_Problem_
The entries below should be transcribed in their entirety, exactly as written.

[Collected data]
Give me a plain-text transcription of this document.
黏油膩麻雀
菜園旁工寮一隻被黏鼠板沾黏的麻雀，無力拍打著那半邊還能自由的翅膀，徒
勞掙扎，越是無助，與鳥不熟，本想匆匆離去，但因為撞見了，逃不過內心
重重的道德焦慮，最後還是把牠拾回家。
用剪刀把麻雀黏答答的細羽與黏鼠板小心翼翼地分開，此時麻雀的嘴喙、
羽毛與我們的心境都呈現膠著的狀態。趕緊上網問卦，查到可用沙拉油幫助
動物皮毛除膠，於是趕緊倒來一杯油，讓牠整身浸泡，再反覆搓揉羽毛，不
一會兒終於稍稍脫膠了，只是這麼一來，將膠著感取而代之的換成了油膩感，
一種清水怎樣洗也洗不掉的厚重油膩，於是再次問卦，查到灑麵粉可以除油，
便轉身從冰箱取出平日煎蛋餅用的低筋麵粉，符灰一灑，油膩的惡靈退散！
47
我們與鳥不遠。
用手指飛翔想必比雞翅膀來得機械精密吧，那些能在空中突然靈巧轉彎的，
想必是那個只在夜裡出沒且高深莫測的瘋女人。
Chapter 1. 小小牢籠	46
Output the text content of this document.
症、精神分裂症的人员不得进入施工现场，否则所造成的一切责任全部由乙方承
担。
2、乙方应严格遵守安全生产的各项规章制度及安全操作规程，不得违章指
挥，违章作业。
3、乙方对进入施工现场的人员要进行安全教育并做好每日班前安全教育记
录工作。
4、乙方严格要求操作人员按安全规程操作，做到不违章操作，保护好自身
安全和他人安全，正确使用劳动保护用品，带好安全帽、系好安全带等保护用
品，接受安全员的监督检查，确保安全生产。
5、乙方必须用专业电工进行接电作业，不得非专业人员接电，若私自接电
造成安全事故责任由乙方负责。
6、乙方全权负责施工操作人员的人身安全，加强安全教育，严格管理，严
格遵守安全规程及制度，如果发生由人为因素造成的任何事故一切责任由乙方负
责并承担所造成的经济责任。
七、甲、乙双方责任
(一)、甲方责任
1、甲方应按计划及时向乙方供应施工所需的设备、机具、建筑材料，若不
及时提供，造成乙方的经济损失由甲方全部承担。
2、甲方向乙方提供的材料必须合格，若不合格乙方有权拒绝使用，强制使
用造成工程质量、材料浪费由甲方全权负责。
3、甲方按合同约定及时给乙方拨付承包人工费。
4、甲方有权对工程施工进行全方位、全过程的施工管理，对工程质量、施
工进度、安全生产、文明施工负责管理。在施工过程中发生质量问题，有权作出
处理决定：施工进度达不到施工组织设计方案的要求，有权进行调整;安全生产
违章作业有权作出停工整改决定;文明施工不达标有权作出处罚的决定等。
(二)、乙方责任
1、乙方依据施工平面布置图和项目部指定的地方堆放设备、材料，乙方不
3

_Answer in full_
Give me a plain-text transcription of this document.
黏油膩麻雀
菜園旁工寮一隻被黏鼠板沾黏的麻雀，無力拍打著那半邊還能自由的翅膀，徒
勞掙扎，越是無助，與鳥不熟，本想匆匆離去，但因為撞見了，逃不過內心
重重的道德焦慮，最後還是把牠拾回家。
用剪刀把麻雀黏答答的細羽與黏鼠板小心翼翼地分開，此時麻雀的嘴喙、
羽毛與我們的心境都呈現膠著的狀態。趕緊上網問卦，查到可用沙拉油幫助
動物皮毛除膠，於是趕緊倒來一杯油，讓牠整身浸泡，再反覆搓揉羽毛，不
一會兒終於稍稍脫膠了，只是這麼一來，將膠著感取而代之的換成了油膩感，
一種清水怎樣洗也洗不掉的厚重油膩，於是再次問卦，查到灑麵粉可以除油，
便轉身從冰箱取出平日煎蛋餅用的低筋麵粉，符灰一灑，油膩的惡靈退散！
47
我們與鳥不遠。
用手指飛翔想必比雞翅膀來得機械精密吧，那些能在空中突然靈巧轉彎的，
想必是那個只在夜裡出沒且高深莫測的瘋女人。
Chapter 1. 小小牢籠	46
Output the text content of this document.
症、精神分裂症的人员不得进入施工现场，否则所造成的一切责任全部由乙方承
担。
2、乙方应严格遵守安全生产的各项规章制度及安全操作规程，不得违章指
挥，违章作业。
3、乙方对进入施工现场的人员要进行安全教育并做好每日班前安全教育记
录工作。
4、乙方严格要求操作人员按安全规程操作，做到不违章操作，保护好自身
安全和他人安全，正确使用劳动保护用品，带好安全帽、系好安全带等保护用
品，接受安全员的监督检查，确保安全生产。
5、乙方必须用专业电工进行接电作业，不得非专业人员接电，若私自接电
造成安全事故责任由乙方负责。
6、乙方全权负责施工操作人员的人身安全，加强安全教育，严格管理，严
格遵守安全规程及制度，如果发生由人为因素造成的任何事故一切责任由乙方负
责并承担所造成的经济责任。
七、甲、乙双方责任
(一)、甲方责任
1、甲方应按计划及时向乙方供应施工所需的设备、机具、建筑材料，若不
及时提供，造成乙方的经济损失由甲方全部承担。
2、甲方向乙方提供的材料必须合格，若不合格乙方有权拒绝使用，强制使
用造成工程质量、材料浪费由甲方全权负责。
3、甲方按合同约定及时给乙方拨付承包人工费。
4、甲方有权对工程施工进行全方位、全过程的施工管理，对工程质量、施
工进度、安全生产、文明施工负责管理。在施工过程中发生质量问题，有权作出
处理决定：施工进度达不到施工组织设计方案的要求，有权进行调整;安全生产
违章作业有权作出停工整改决定;文明施工不达标有权作出处罚的决定等。
(二)、乙方责任
1、乙方依据施工平面布置图和项目部指定的地方堆放设备、材料，乙方不
3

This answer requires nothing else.